Set problem.
Using the data below, gather each line that includes the word "right".

# # # # # # #

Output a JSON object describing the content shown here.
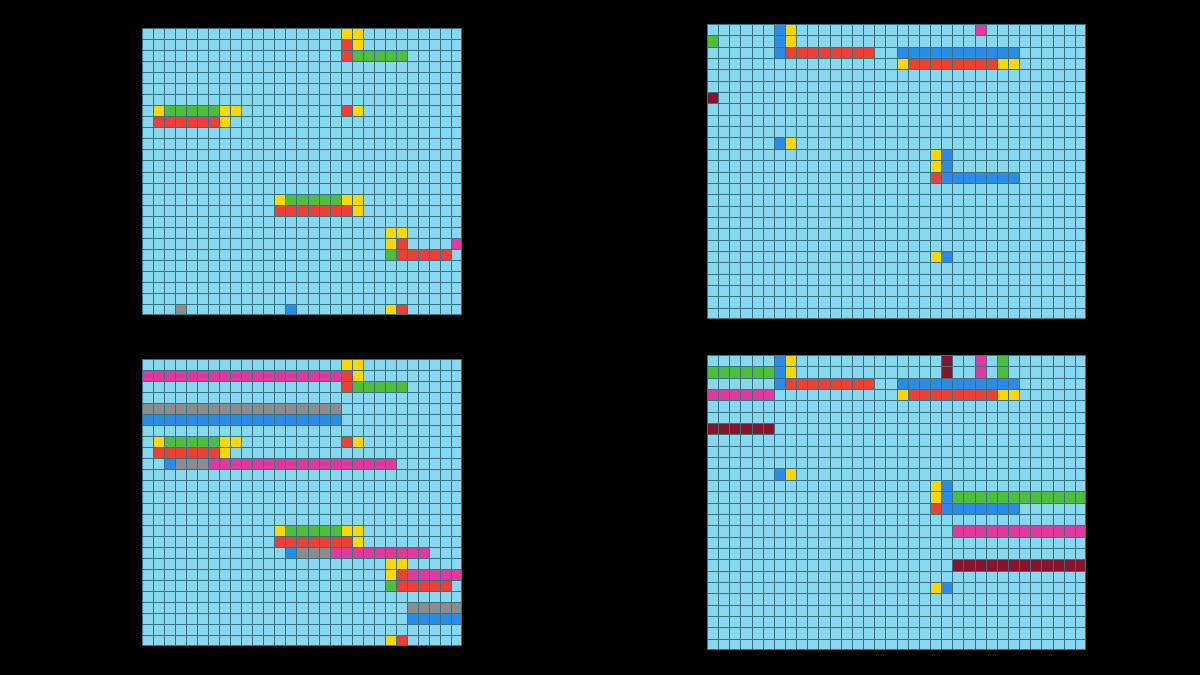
{
  "palette": {
    "background": "#87d8ee",
    "gridline": "#3a7080",
    "Y": "#ffd700",
    "R": "#ec4034",
    "G": "#4dbf3a",
    "B": "#2b8ce8",
    "M": "#e0399f",
    "K": "#8c8c8c",
    "D": "#85142c"
  },
  "grids": [
    {
      "name": "grid-top-left",
      "cols": 29,
      "rows": 26,
      "runs": [
        [
          0,
          18,
          "Y"
        ],
        [
          0,
          19,
          "Y"
        ],
        [
          1,
          18,
          "R"
        ],
        [
          1,
          19,
          "Y"
        ],
        [
          2,
          18,
          "R",
          5
        ],
        [
          2,
          19,
          "G",
          5
        ],
        [
          7,
          18,
          "R"
        ],
        [
          7,
          19,
          "Y"
        ],
        [
          7,
          1,
          "Y"
        ],
        [
          7,
          2,
          "G",
          5
        ],
        [
          7,
          7,
          "Y",
          2
        ],
        [
          8,
          1,
          "R",
          6
        ],
        [
          8,
          7,
          "Y"
        ],
        [
          15,
          12,
          "Y"
        ],
        [
          15,
          13,
          "G",
          5
        ],
        [
          15,
          18,
          "Y",
          2
        ],
        [
          16,
          12,
          "R",
          6
        ],
        [
          16,
          18,
          "R"
        ],
        [
          16,
          19,
          "Y"
        ],
        [
          18,
          22,
          "Y",
          2
        ],
        [
          19,
          22,
          "Y"
        ],
        [
          19,
          23,
          "R"
        ],
        [
          19,
          28,
          "M"
        ],
        [
          20,
          22,
          "G",
          5
        ],
        [
          20,
          23,
          "R",
          5
        ],
        [
          25,
          22,
          "Y"
        ],
        [
          25,
          23,
          "R"
        ],
        [
          25,
          3,
          "K"
        ],
        [
          25,
          13,
          "B"
        ]
      ]
    },
    {
      "name": "grid-top-right",
      "cols": 34,
      "rows": 26,
      "runs": [
        [
          0,
          6,
          "B"
        ],
        [
          0,
          7,
          "Y"
        ],
        [
          0,
          24,
          "M"
        ],
        [
          1,
          0,
          "G"
        ],
        [
          1,
          6,
          "B"
        ],
        [
          1,
          7,
          "Y"
        ],
        [
          2,
          6,
          "B",
          8
        ],
        [
          2,
          7,
          "R",
          8
        ],
        [
          2,
          17,
          "B",
          11
        ],
        [
          3,
          17,
          "Y"
        ],
        [
          3,
          18,
          "R",
          8
        ],
        [
          3,
          26,
          "Y",
          2
        ],
        [
          6,
          0,
          "D"
        ],
        [
          10,
          6,
          "B"
        ],
        [
          10,
          7,
          "Y"
        ],
        [
          11,
          20,
          "Y"
        ],
        [
          11,
          21,
          "B"
        ],
        [
          12,
          20,
          "Y"
        ],
        [
          12,
          21,
          "B"
        ],
        [
          13,
          20,
          "R",
          7
        ],
        [
          13,
          21,
          "B",
          7
        ],
        [
          20,
          20,
          "Y"
        ],
        [
          20,
          21,
          "B"
        ]
      ]
    },
    {
      "name": "grid-bottom-left",
      "cols": 29,
      "rows": 26,
      "runs": [
        [
          0,
          18,
          "Y"
        ],
        [
          0,
          19,
          "Y"
        ],
        [
          1,
          0,
          "M",
          18
        ],
        [
          1,
          18,
          "R"
        ],
        [
          1,
          19,
          "Y"
        ],
        [
          2,
          18,
          "R",
          5
        ],
        [
          2,
          19,
          "G",
          5
        ],
        [
          4,
          0,
          "K",
          18
        ],
        [
          5,
          0,
          "B",
          18
        ],
        [
          7,
          18,
          "R"
        ],
        [
          7,
          19,
          "Y"
        ],
        [
          7,
          1,
          "Y"
        ],
        [
          7,
          2,
          "G",
          5
        ],
        [
          7,
          7,
          "Y",
          2
        ],
        [
          8,
          1,
          "R",
          6
        ],
        [
          8,
          7,
          "Y"
        ],
        [
          9,
          2,
          "B",
          17
        ],
        [
          9,
          3,
          "K",
          17
        ],
        [
          9,
          6,
          "M",
          17
        ],
        [
          15,
          12,
          "Y"
        ],
        [
          15,
          13,
          "G",
          5
        ],
        [
          15,
          18,
          "Y",
          2
        ],
        [
          16,
          12,
          "R",
          6
        ],
        [
          16,
          18,
          "R"
        ],
        [
          16,
          19,
          "Y"
        ],
        [
          17,
          13,
          "B",
          9
        ],
        [
          17,
          14,
          "K",
          9
        ],
        [
          17,
          17,
          "M",
          9
        ],
        [
          18,
          22,
          "Y",
          2
        ],
        [
          19,
          22,
          "Y"
        ],
        [
          19,
          23,
          "R"
        ],
        [
          19,
          24,
          "M",
          5
        ],
        [
          20,
          22,
          "G",
          5
        ],
        [
          20,
          23,
          "R",
          5
        ],
        [
          22,
          24,
          "K",
          5
        ],
        [
          23,
          24,
          "B",
          5
        ],
        [
          25,
          22,
          "Y"
        ],
        [
          25,
          23,
          "R"
        ]
      ]
    },
    {
      "name": "grid-bottom-right",
      "cols": 34,
      "rows": 26,
      "runs": [
        [
          0,
          6,
          "B"
        ],
        [
          0,
          7,
          "Y"
        ],
        [
          0,
          21,
          "D"
        ],
        [
          0,
          24,
          "M"
        ],
        [
          0,
          26,
          "G"
        ],
        [
          1,
          0,
          "G",
          6
        ],
        [
          1,
          6,
          "B"
        ],
        [
          1,
          7,
          "Y"
        ],
        [
          1,
          21,
          "D"
        ],
        [
          1,
          24,
          "M"
        ],
        [
          1,
          26,
          "G"
        ],
        [
          2,
          6,
          "B",
          8
        ],
        [
          2,
          7,
          "R",
          8
        ],
        [
          2,
          17,
          "B",
          11
        ],
        [
          3,
          0,
          "M",
          6
        ],
        [
          3,
          17,
          "Y"
        ],
        [
          3,
          18,
          "R",
          8
        ],
        [
          3,
          26,
          "Y",
          2
        ],
        [
          6,
          0,
          "D",
          6
        ],
        [
          10,
          6,
          "B"
        ],
        [
          10,
          7,
          "Y"
        ],
        [
          11,
          20,
          "Y"
        ],
        [
          11,
          21,
          "B"
        ],
        [
          12,
          20,
          "Y"
        ],
        [
          12,
          21,
          "B"
        ],
        [
          12,
          22,
          "G",
          12
        ],
        [
          13,
          20,
          "R",
          7
        ],
        [
          13,
          21,
          "B",
          7
        ],
        [
          15,
          22,
          "M",
          12
        ],
        [
          18,
          22,
          "D",
          12
        ],
        [
          20,
          20,
          "Y"
        ],
        [
          20,
          21,
          "B"
        ]
      ]
    }
  ]
}
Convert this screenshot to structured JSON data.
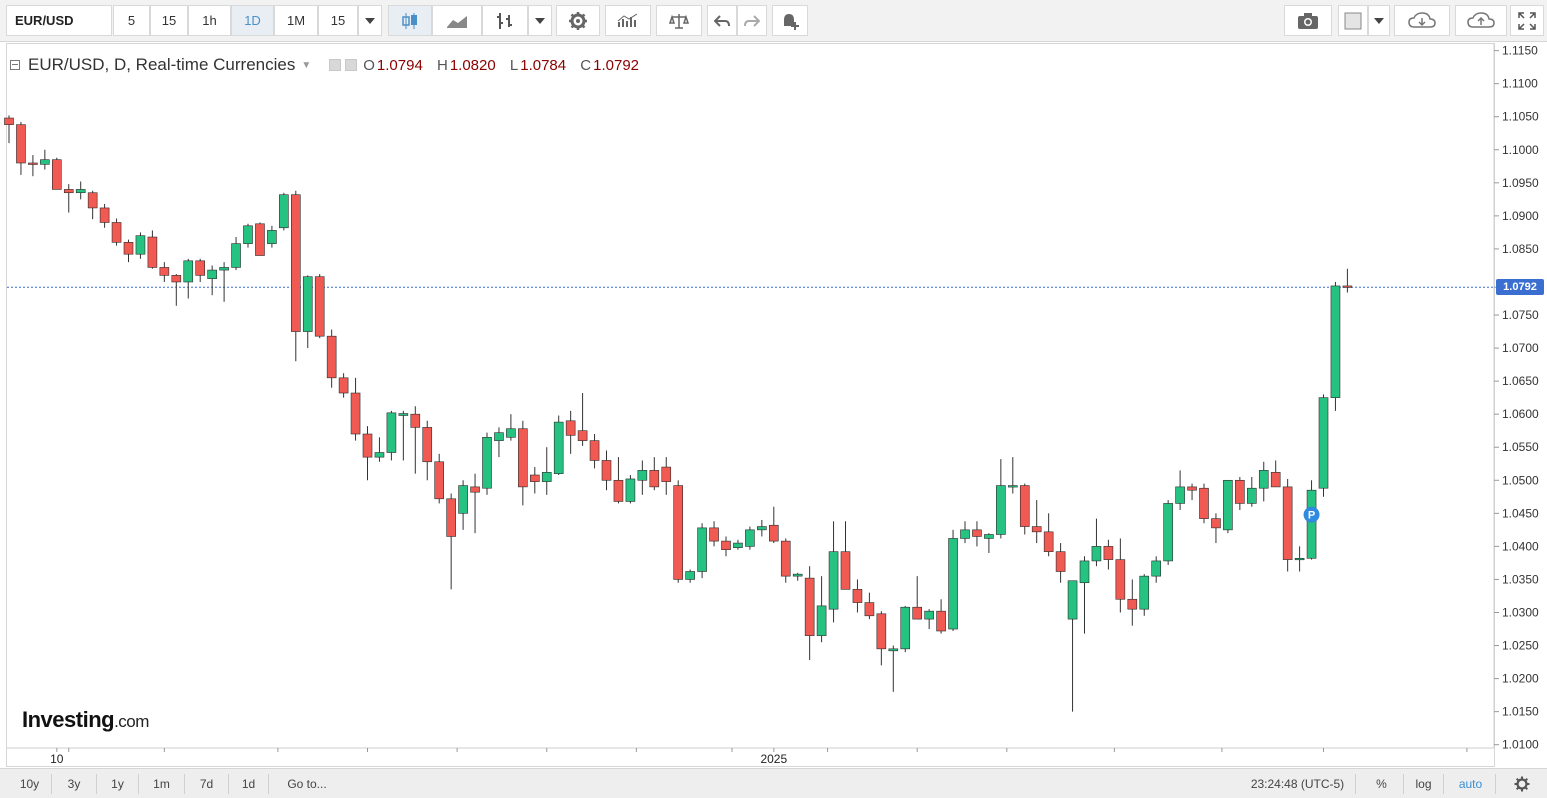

# # # # # # #

Written answer.
      "name": "grid-top-right",
      "name": "grid-bottom-right",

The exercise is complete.